## WRITTEN PROBLEM
Make an exact copy of all the entries below, with the pictures left out.

Dataset listings of figures:
┏━━

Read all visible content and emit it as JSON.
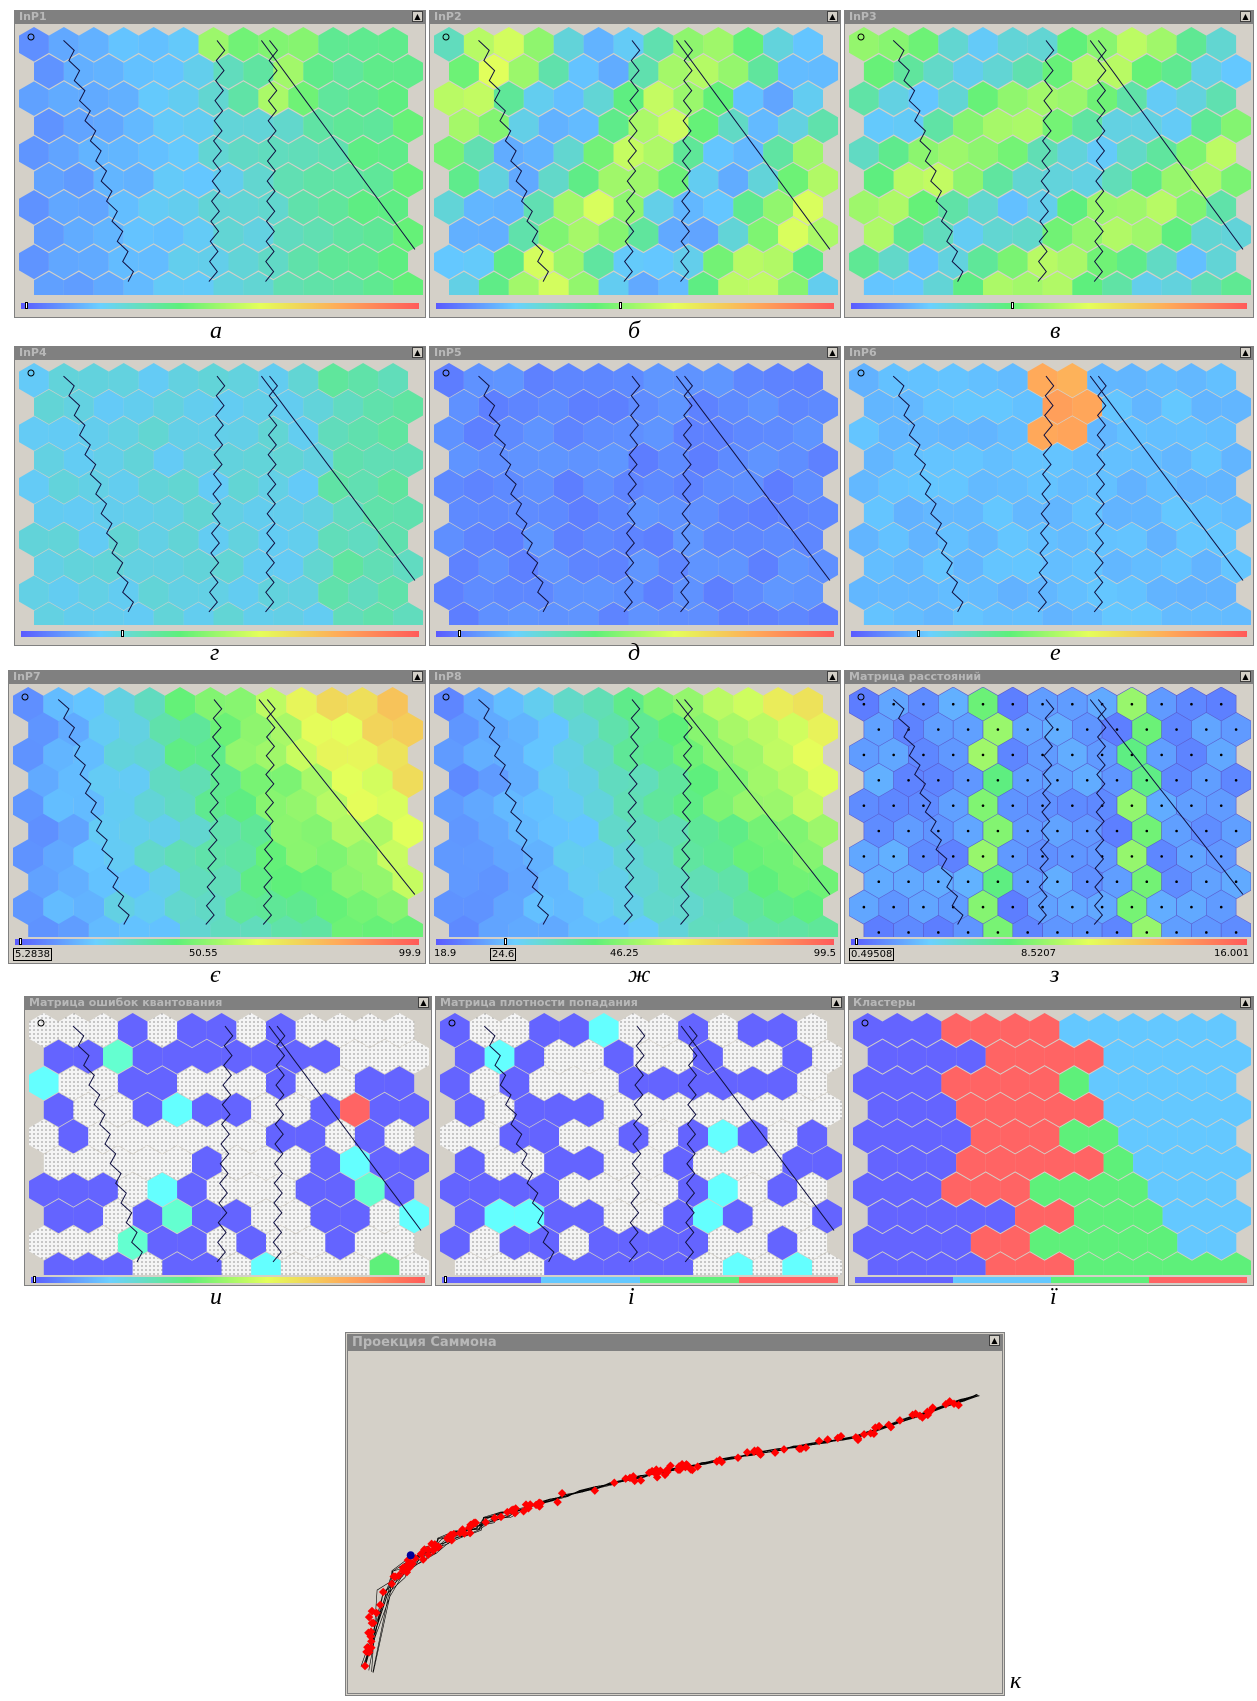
{
  "panels": [
    {
      "title": "InP1",
      "caption": "а"
    },
    {
      "title": "InP2",
      "caption": "б"
    },
    {
      "title": "InP3",
      "caption": "в"
    },
    {
      "title": "InP4",
      "caption": "г"
    },
    {
      "title": "InP5",
      "caption": "д"
    },
    {
      "title": "InP6",
      "caption": "е"
    },
    {
      "title": "InP7",
      "caption": "є",
      "scale_labels": [
        "5.2838",
        "50.55",
        "99.9"
      ]
    },
    {
      "title": "InP8",
      "caption": "ж",
      "scale_labels": [
        "18.9",
        "24.6",
        "46.25",
        "99.5"
      ]
    },
    {
      "title": "Матрица расстояний",
      "caption": "з",
      "scale_labels": [
        "0.49508",
        "8.5207",
        "16.001"
      ]
    },
    {
      "title": "Матрица ошибок квантования",
      "caption": "и"
    },
    {
      "title": "Матрица плотности попадания",
      "caption": "і"
    },
    {
      "title": "Кластеры",
      "caption": "ї"
    }
  ],
  "sammon": {
    "title": "Проекция Саммона",
    "caption": "к",
    "point_color": "#ff0000",
    "selected_point_color": "#000099"
  },
  "colors": {
    "window_bg": "#d4d0c8",
    "titlebar": "#808080",
    "cluster_blue": "#6464ff",
    "cluster_red": "#ff6464",
    "cluster_green": "#5ef07a",
    "cluster_cyan": "#64c8ff"
  }
}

┗━━

## CORRECT RESPONSE
Read all visible content and emit it as JSON.
{
  "panels": [
    {
      "title": "InP1",
      "caption": "а"
    },
    {
      "title": "InP2",
      "caption": "б"
    },
    {
      "title": "InP3",
      "caption": "в"
    },
    {
      "title": "InP4",
      "caption": "г"
    },
    {
      "title": "InP5",
      "caption": "д"
    },
    {
      "title": "InP6",
      "caption": "е"
    },
    {
      "title": "InP7",
      "caption": "є",
      "scale_labels": [
        "5.2838",
        "50.55",
        "99.9"
      ]
    },
    {
      "title": "InP8",
      "caption": "ж",
      "scale_labels": [
        "18.9",
        "24.6",
        "46.25",
        "99.5"
      ]
    },
    {
      "title": "Матрица расстояний",
      "caption": "з",
      "scale_labels": [
        "0.49508",
        "8.5207",
        "16.001"
      ]
    },
    {
      "title": "Матрица ошибок квантования",
      "caption": "и"
    },
    {
      "title": "Матрица плотности попадания",
      "caption": "і"
    },
    {
      "title": "Кластеры",
      "caption": "ї"
    }
  ],
  "sammon": {
    "title": "Проекция Саммона",
    "caption": "к",
    "point_color": "#ff0000",
    "selected_point_color": "#000099"
  },
  "colors": {
    "window_bg": "#d4d0c8",
    "titlebar": "#808080",
    "cluster_blue": "#6464ff",
    "cluster_red": "#ff6464",
    "cluster_green": "#5ef07a",
    "cluster_cyan": "#64c8ff"
  }
}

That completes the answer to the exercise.